--- start ---

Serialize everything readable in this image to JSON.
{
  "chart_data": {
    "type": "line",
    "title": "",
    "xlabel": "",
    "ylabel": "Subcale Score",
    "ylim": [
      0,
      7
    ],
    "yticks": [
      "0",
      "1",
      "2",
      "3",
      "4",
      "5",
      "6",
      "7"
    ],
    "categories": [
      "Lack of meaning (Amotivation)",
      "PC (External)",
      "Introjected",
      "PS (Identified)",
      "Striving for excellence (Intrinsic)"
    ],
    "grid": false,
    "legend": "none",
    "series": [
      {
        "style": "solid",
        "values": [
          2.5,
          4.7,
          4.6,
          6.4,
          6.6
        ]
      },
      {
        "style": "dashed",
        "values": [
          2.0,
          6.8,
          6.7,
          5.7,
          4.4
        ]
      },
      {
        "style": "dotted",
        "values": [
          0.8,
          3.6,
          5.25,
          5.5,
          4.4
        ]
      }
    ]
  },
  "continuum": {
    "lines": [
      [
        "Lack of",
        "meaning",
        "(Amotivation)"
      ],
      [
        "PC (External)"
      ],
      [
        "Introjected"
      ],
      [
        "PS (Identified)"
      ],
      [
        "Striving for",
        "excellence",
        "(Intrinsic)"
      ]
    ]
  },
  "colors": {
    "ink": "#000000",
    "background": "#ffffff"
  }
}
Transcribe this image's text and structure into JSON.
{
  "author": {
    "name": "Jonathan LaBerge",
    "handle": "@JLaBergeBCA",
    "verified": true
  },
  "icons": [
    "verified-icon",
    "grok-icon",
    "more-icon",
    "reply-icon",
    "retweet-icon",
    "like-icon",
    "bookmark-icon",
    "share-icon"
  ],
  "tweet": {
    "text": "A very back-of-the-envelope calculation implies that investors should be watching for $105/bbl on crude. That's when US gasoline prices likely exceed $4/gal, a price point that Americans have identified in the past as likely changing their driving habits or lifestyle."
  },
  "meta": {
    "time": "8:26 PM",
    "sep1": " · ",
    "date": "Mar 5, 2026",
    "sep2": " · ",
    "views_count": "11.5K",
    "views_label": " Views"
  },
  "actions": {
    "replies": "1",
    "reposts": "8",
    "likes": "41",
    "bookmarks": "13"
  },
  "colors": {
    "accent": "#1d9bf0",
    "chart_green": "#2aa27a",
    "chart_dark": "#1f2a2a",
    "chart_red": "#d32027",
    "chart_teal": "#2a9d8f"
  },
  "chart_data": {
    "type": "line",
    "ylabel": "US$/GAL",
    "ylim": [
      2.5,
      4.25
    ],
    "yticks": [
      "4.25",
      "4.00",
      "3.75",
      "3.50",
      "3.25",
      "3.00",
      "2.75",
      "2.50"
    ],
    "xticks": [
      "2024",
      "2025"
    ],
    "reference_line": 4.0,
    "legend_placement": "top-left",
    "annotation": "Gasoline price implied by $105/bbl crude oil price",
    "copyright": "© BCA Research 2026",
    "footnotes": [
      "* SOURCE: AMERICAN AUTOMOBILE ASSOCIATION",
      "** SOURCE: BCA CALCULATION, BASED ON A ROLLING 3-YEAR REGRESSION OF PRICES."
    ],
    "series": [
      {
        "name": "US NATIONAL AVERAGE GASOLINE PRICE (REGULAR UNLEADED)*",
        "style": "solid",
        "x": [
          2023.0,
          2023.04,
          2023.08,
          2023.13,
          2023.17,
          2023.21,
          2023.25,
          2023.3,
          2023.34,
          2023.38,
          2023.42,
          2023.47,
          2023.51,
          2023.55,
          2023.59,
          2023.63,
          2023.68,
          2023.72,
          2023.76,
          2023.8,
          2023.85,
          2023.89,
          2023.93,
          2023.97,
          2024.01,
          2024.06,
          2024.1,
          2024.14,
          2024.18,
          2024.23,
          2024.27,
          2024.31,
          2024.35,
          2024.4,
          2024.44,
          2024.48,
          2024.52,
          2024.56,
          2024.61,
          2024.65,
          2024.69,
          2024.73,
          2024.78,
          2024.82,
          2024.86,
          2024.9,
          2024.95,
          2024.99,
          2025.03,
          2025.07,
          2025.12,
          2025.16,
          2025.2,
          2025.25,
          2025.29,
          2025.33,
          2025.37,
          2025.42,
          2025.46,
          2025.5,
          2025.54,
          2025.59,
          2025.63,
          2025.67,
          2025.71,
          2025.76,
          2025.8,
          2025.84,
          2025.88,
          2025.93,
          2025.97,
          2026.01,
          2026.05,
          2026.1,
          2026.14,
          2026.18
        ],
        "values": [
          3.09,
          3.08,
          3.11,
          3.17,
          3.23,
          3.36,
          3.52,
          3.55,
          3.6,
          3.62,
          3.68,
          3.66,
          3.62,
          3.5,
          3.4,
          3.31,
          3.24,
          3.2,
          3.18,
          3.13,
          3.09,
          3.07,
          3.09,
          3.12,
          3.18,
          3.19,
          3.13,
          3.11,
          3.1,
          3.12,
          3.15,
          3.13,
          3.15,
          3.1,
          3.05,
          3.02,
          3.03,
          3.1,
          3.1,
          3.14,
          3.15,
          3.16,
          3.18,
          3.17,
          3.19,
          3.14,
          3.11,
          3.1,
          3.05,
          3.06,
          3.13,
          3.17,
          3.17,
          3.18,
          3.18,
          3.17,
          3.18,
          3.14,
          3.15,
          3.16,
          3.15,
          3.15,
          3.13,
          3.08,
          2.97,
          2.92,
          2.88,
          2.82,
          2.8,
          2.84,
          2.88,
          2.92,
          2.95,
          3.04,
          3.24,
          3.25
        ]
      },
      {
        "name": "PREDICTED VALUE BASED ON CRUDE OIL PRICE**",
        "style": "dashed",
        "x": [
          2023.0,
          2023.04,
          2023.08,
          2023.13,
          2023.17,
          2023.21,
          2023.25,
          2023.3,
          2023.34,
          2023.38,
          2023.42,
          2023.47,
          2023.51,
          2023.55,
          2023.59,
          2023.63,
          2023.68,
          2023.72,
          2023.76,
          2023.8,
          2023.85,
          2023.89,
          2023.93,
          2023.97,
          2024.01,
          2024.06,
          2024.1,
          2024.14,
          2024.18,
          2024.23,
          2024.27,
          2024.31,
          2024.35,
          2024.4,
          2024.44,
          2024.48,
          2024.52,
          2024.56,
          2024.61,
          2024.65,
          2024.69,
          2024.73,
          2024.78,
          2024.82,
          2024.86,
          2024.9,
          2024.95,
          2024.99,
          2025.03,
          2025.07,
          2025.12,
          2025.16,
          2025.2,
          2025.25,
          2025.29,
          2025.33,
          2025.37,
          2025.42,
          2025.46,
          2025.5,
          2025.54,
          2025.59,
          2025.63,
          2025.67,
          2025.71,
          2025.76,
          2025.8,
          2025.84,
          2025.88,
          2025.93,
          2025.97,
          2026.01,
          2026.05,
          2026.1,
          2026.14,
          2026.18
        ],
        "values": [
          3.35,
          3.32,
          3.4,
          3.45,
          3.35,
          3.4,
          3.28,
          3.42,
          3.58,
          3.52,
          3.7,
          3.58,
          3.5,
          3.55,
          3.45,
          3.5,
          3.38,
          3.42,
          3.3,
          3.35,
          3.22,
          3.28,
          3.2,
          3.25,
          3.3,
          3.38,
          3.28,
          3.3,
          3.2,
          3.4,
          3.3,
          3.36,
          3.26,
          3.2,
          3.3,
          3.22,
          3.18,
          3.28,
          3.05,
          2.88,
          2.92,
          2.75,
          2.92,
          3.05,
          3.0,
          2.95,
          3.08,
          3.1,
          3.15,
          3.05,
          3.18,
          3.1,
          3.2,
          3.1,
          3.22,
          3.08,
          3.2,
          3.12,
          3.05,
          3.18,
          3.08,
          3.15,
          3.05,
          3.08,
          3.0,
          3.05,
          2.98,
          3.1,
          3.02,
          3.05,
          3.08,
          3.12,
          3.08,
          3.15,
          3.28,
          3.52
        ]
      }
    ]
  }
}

--- end ---

# Written request:
Pick out lines containing the word "Lack", each one as written.

# Task solution:
      "Lack of meaning (Amotivation)",
        "Lack of",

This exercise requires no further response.